Write out the records below once more, exactly as they stand.
-- START --
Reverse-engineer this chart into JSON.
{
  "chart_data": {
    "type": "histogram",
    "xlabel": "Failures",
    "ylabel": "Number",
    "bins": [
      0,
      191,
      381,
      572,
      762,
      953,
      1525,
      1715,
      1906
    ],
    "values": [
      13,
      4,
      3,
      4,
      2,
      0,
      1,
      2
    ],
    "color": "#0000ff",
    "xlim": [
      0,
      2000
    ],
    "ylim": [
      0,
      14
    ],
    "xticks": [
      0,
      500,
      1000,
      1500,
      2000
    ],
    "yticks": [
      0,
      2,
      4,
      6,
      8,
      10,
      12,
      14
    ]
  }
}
-- END --
__COMPLETE ANSWER__
Reverse-engineer this chart into JSON.
{
  "chart_data": {
    "type": "histogram",
    "xlabel": "Failures",
    "ylabel": "Number",
    "bins": [
      0,
      191,
      381,
      572,
      762,
      953,
      1525,
      1715,
      1906
    ],
    "values": [
      13,
      4,
      3,
      4,
      2,
      0,
      1,
      2
    ],
    "color": "#0000ff",
    "xlim": [
      0,
      2000
    ],
    "ylim": [
      0,
      14
    ],
    "xticks": [
      0,
      500,
      1000,
      1500,
      2000
    ],
    "yticks": [
      0,
      2,
      4,
      6,
      8,
      10,
      12,
      14
    ]
  }
}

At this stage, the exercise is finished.